**Records:**
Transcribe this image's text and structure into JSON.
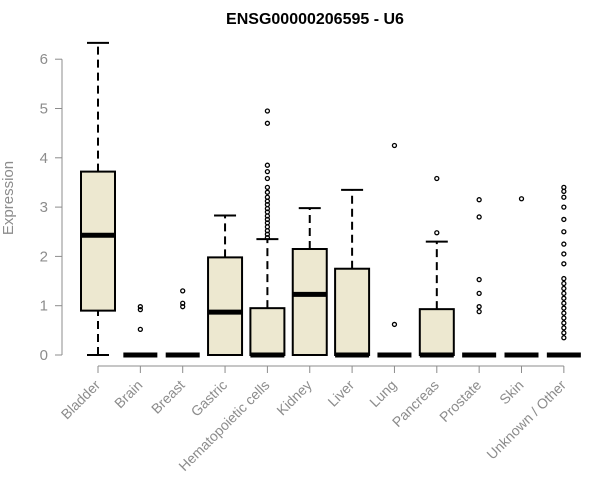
{
  "chart_data": {
    "type": "box",
    "title": "ENSG00000206595 - U6",
    "xlabel": "",
    "ylabel": "Expression",
    "ylim": [
      0,
      6.3
    ],
    "yticks": [
      0,
      1,
      2,
      3,
      4,
      5,
      6
    ],
    "grid": false,
    "colors": {
      "box_fill": "#ede8d0",
      "stroke": "#000000",
      "axis_text": "#8c8c8c"
    },
    "categories": [
      "Bladder",
      "Brain",
      "Breast",
      "Gastric",
      "Hematopoietic cells",
      "Kidney",
      "Liver",
      "Lung",
      "Pancreas",
      "Prostate",
      "Skin",
      "Unknown / Other"
    ],
    "boxes": [
      {
        "category": "Bladder",
        "whisker_low": 0,
        "q1": 0.9,
        "median": 2.43,
        "q3": 3.72,
        "whisker_high": 6.33,
        "outliers": []
      },
      {
        "category": "Brain",
        "whisker_low": 0,
        "q1": 0,
        "median": 0,
        "q3": 0,
        "whisker_high": 0,
        "outliers": [
          0.52,
          0.92,
          0.98
        ]
      },
      {
        "category": "Breast",
        "whisker_low": 0,
        "q1": 0,
        "median": 0,
        "q3": 0,
        "whisker_high": 0,
        "outliers": [
          0.98,
          1.05,
          1.3
        ]
      },
      {
        "category": "Gastric",
        "whisker_low": 0,
        "q1": 0,
        "median": 0.87,
        "q3": 1.98,
        "whisker_high": 2.83,
        "outliers": []
      },
      {
        "category": "Hematopoietic cells",
        "whisker_low": 0,
        "q1": 0,
        "median": 0,
        "q3": 0.95,
        "whisker_high": 2.35,
        "outliers": [
          2.38,
          2.45,
          2.52,
          2.6,
          2.68,
          2.75,
          2.82,
          2.9,
          2.97,
          3.05,
          3.12,
          3.2,
          3.3,
          3.4,
          3.58,
          3.72,
          3.85,
          4.7,
          4.95
        ]
      },
      {
        "category": "Kidney",
        "whisker_low": 0,
        "q1": 0,
        "median": 1.23,
        "q3": 2.15,
        "whisker_high": 2.98,
        "outliers": []
      },
      {
        "category": "Liver",
        "whisker_low": 0,
        "q1": 0,
        "median": 0,
        "q3": 1.75,
        "whisker_high": 3.35,
        "outliers": []
      },
      {
        "category": "Lung",
        "whisker_low": 0,
        "q1": 0,
        "median": 0,
        "q3": 0,
        "whisker_high": 0,
        "outliers": [
          0.62,
          4.25
        ]
      },
      {
        "category": "Pancreas",
        "whisker_low": 0,
        "q1": 0,
        "median": 0,
        "q3": 0.93,
        "whisker_high": 2.3,
        "outliers": [
          2.48,
          3.58
        ]
      },
      {
        "category": "Prostate",
        "whisker_low": 0,
        "q1": 0,
        "median": 0,
        "q3": 0,
        "whisker_high": 0,
        "outliers": [
          0.88,
          0.98,
          1.25,
          1.53,
          2.8,
          3.15
        ]
      },
      {
        "category": "Skin",
        "whisker_low": 0,
        "q1": 0,
        "median": 0,
        "q3": 0,
        "whisker_high": 0,
        "outliers": [
          3.17
        ]
      },
      {
        "category": "Unknown / Other",
        "whisker_low": 0,
        "q1": 0,
        "median": 0,
        "q3": 0,
        "whisker_high": 0,
        "outliers": [
          0.35,
          0.45,
          0.55,
          0.65,
          0.75,
          0.85,
          0.95,
          1.05,
          1.15,
          1.25,
          1.35,
          1.45,
          1.55,
          1.85,
          2.05,
          2.25,
          2.5,
          2.75,
          3.0,
          3.2,
          3.32,
          3.4
        ]
      }
    ]
  }
}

**Task prompt:**
Reproduce the listing exactly. Leave its pictures out.

**Expected output:**
Transcribe this image's text and structure into JSON.
{
  "chart_data": {
    "type": "box",
    "title": "ENSG00000206595 - U6",
    "xlabel": "",
    "ylabel": "Expression",
    "ylim": [
      0,
      6.3
    ],
    "yticks": [
      0,
      1,
      2,
      3,
      4,
      5,
      6
    ],
    "grid": false,
    "colors": {
      "box_fill": "#ede8d0",
      "stroke": "#000000",
      "axis_text": "#8c8c8c"
    },
    "categories": [
      "Bladder",
      "Brain",
      "Breast",
      "Gastric",
      "Hematopoietic cells",
      "Kidney",
      "Liver",
      "Lung",
      "Pancreas",
      "Prostate",
      "Skin",
      "Unknown / Other"
    ],
    "boxes": [
      {
        "category": "Bladder",
        "whisker_low": 0,
        "q1": 0.9,
        "median": 2.43,
        "q3": 3.72,
        "whisker_high": 6.33,
        "outliers": []
      },
      {
        "category": "Brain",
        "whisker_low": 0,
        "q1": 0,
        "median": 0,
        "q3": 0,
        "whisker_high": 0,
        "outliers": [
          0.52,
          0.92,
          0.98
        ]
      },
      {
        "category": "Breast",
        "whisker_low": 0,
        "q1": 0,
        "median": 0,
        "q3": 0,
        "whisker_high": 0,
        "outliers": [
          0.98,
          1.05,
          1.3
        ]
      },
      {
        "category": "Gastric",
        "whisker_low": 0,
        "q1": 0,
        "median": 0.87,
        "q3": 1.98,
        "whisker_high": 2.83,
        "outliers": []
      },
      {
        "category": "Hematopoietic cells",
        "whisker_low": 0,
        "q1": 0,
        "median": 0,
        "q3": 0.95,
        "whisker_high": 2.35,
        "outliers": [
          2.38,
          2.45,
          2.52,
          2.6,
          2.68,
          2.75,
          2.82,
          2.9,
          2.97,
          3.05,
          3.12,
          3.2,
          3.3,
          3.4,
          3.58,
          3.72,
          3.85,
          4.7,
          4.95
        ]
      },
      {
        "category": "Kidney",
        "whisker_low": 0,
        "q1": 0,
        "median": 1.23,
        "q3": 2.15,
        "whisker_high": 2.98,
        "outliers": []
      },
      {
        "category": "Liver",
        "whisker_low": 0,
        "q1": 0,
        "median": 0,
        "q3": 1.75,
        "whisker_high": 3.35,
        "outliers": []
      },
      {
        "category": "Lung",
        "whisker_low": 0,
        "q1": 0,
        "median": 0,
        "q3": 0,
        "whisker_high": 0,
        "outliers": [
          0.62,
          4.25
        ]
      },
      {
        "category": "Pancreas",
        "whisker_low": 0,
        "q1": 0,
        "median": 0,
        "q3": 0.93,
        "whisker_high": 2.3,
        "outliers": [
          2.48,
          3.58
        ]
      },
      {
        "category": "Prostate",
        "whisker_low": 0,
        "q1": 0,
        "median": 0,
        "q3": 0,
        "whisker_high": 0,
        "outliers": [
          0.88,
          0.98,
          1.25,
          1.53,
          2.8,
          3.15
        ]
      },
      {
        "category": "Skin",
        "whisker_low": 0,
        "q1": 0,
        "median": 0,
        "q3": 0,
        "whisker_high": 0,
        "outliers": [
          3.17
        ]
      },
      {
        "category": "Unknown / Other",
        "whisker_low": 0,
        "q1": 0,
        "median": 0,
        "q3": 0,
        "whisker_high": 0,
        "outliers": [
          0.35,
          0.45,
          0.55,
          0.65,
          0.75,
          0.85,
          0.95,
          1.05,
          1.15,
          1.25,
          1.35,
          1.45,
          1.55,
          1.85,
          2.05,
          2.25,
          2.5,
          2.75,
          3.0,
          3.2,
          3.32,
          3.4
        ]
      }
    ]
  }
}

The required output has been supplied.